| EXTRAIT DU DOCUMENT |
════════════════════

Quel contraste. La conférence de Christine Lagarde, présidente de la Banque centrale européenne (BCE) ce jeudi 16 décembre comme celle de Jay Powell, son homologue de la réserve fédérale aux Etats-Unis (FED) il y a deux jours, confirment une évidence. Ces deux institutions adoptent -pour le moment- des stratégies différentes, pour ne pas dire à front renversé face à lutte contre la résurgence de l’inflation, observée depuis un an.

════════════════════

| ENTRÉES |

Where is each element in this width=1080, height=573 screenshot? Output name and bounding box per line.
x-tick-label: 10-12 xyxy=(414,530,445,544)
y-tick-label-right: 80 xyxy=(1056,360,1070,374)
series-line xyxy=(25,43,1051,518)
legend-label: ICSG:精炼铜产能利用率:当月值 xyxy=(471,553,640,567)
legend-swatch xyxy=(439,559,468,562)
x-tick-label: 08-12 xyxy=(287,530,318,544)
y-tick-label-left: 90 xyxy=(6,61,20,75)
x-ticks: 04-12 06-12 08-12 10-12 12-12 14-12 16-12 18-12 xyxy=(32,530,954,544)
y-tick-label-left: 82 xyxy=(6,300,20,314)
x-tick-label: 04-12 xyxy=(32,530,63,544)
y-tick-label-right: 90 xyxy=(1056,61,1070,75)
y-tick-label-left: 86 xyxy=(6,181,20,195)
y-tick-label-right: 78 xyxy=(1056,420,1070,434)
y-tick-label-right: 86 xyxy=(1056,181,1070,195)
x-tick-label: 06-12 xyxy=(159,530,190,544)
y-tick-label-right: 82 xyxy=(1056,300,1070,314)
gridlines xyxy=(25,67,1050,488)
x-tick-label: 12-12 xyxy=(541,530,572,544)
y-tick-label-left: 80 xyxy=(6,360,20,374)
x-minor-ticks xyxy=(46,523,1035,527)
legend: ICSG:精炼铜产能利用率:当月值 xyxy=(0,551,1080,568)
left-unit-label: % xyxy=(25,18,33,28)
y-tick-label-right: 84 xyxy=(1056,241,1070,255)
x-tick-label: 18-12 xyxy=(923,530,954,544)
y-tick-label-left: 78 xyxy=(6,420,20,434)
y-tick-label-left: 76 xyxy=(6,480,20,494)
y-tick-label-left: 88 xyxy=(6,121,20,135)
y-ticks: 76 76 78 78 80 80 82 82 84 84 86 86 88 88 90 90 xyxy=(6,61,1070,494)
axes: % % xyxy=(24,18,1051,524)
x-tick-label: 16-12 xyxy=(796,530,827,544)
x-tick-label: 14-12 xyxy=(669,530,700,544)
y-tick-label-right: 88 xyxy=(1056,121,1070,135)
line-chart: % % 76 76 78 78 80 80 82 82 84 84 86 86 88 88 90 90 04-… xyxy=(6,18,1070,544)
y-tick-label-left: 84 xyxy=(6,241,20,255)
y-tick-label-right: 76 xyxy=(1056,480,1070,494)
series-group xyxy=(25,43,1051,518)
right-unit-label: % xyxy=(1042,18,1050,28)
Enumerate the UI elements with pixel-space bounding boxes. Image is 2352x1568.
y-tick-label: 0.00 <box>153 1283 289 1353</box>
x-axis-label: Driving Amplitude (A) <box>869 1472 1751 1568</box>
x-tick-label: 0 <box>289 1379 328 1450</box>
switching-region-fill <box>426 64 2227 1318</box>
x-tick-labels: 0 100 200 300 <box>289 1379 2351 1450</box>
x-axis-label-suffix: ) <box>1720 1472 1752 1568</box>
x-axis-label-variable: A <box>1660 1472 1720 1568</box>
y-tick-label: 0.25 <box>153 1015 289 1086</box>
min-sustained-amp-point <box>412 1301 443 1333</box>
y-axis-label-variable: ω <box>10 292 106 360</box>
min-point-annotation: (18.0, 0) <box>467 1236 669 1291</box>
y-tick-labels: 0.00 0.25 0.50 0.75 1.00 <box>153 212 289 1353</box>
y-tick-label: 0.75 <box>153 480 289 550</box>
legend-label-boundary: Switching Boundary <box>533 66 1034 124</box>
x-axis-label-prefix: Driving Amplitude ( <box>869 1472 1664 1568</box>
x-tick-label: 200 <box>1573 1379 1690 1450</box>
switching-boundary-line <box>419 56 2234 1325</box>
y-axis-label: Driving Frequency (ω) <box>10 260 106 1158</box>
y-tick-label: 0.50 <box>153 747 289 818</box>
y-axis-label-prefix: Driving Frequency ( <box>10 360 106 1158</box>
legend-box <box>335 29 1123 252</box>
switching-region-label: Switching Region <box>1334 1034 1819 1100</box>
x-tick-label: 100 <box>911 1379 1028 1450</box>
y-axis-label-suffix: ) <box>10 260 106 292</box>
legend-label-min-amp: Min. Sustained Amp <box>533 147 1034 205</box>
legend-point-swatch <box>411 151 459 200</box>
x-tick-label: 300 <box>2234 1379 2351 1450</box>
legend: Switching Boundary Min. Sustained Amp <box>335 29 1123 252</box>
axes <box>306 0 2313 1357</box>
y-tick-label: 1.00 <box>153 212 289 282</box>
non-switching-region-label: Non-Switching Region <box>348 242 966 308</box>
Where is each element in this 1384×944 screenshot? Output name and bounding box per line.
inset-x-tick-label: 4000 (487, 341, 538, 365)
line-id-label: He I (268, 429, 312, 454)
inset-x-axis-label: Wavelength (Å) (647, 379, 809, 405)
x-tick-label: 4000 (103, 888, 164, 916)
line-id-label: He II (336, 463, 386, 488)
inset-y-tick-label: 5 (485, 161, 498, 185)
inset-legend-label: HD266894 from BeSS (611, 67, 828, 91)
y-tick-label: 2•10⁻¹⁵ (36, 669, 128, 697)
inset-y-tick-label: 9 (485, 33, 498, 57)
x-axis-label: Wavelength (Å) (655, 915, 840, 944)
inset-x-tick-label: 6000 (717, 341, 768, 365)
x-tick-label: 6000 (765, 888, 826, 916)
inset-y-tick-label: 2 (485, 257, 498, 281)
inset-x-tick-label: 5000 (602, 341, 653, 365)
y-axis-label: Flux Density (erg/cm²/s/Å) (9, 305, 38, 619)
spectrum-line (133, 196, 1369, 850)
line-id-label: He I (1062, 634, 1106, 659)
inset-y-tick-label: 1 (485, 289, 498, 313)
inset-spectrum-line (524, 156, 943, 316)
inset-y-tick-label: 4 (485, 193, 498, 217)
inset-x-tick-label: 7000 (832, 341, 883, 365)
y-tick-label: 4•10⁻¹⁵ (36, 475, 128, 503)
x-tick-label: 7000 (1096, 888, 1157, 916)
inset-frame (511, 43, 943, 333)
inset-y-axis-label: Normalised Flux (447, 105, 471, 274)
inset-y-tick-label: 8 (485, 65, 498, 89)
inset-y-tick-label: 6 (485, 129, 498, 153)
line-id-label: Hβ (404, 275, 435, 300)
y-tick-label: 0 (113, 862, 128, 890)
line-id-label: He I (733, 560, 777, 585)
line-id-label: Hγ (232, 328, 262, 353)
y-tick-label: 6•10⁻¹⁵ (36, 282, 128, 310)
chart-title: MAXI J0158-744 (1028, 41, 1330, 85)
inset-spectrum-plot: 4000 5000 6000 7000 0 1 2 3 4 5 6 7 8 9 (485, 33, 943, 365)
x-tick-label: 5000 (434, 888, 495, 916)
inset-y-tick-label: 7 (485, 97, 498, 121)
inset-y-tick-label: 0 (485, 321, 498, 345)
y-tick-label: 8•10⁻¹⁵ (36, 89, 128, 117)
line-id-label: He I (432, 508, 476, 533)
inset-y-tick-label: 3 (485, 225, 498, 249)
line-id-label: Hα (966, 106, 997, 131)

════════════════════

| ÉNONCÉ 1 |
Recopiez l'extrait sur la BCE et la Fed de "Quel contraste. La" à "depuis un an." en substituant "vendredi" à "jeudi".
| ÉNONCÉ 2 |
Reprenez l'extrait sur la BCE et la Fed à la suite de sa dernière phrase.

| BONNE RÉPONSE 1 |
Quel contraste. La conférence de Christine Lagarde, présidente de la Banque centrale européenne (BCE) ce vendredi 16 décembre comme celle de Jay Powell, son homologue de la réserve fédérale aux Etats-Unis (FED) il y a deux jours, confirment une évidence. Ces deux institutions adoptent -pour le moment- des stratégies différentes, pour ne pas dire à front renversé face à lutte contre la résurgence de l’inflation, observée depuis un an.

| BONNE RÉPONSE 2 |
Sans en exclure totalement la possibilité Christine Lagarde, estime en effet très peu probable que la Banque centrale européenne (BCE) relève ses taux d’intérêt l’an prochain. En outre, même si elle confirme l’arrêt de son programme d’achat d’actifs d’urgence lié à la pandémie, la BCE augmentera temporairement les achats dits « classiques » après le mois de mars prochain et conservera de la souplesse dans un contexte économique encore très incertain. Autrement dit, elle entend maintenir le cap d’une politique monétaire très gradualiste qui pourrait apparaître comme attentiste. A l’inverse, la FED ne cesse, elle, de réaffirmer avec vigueur le durcissement de sa politique monétaire entamée depuis maintenant plusieurs mois. Tandis qu’elle a déjà enclenché la hausse de ses taux directeurs, la réserve fédérale vient d’annoncer clairement la couleur pour 2022, avec trois hausses de taux d’intérêt possibles d’ici à la fin de l’année et l’arrêt des achats d’obligations sur les marchés financiers en mars prochain (Quantitative Easing).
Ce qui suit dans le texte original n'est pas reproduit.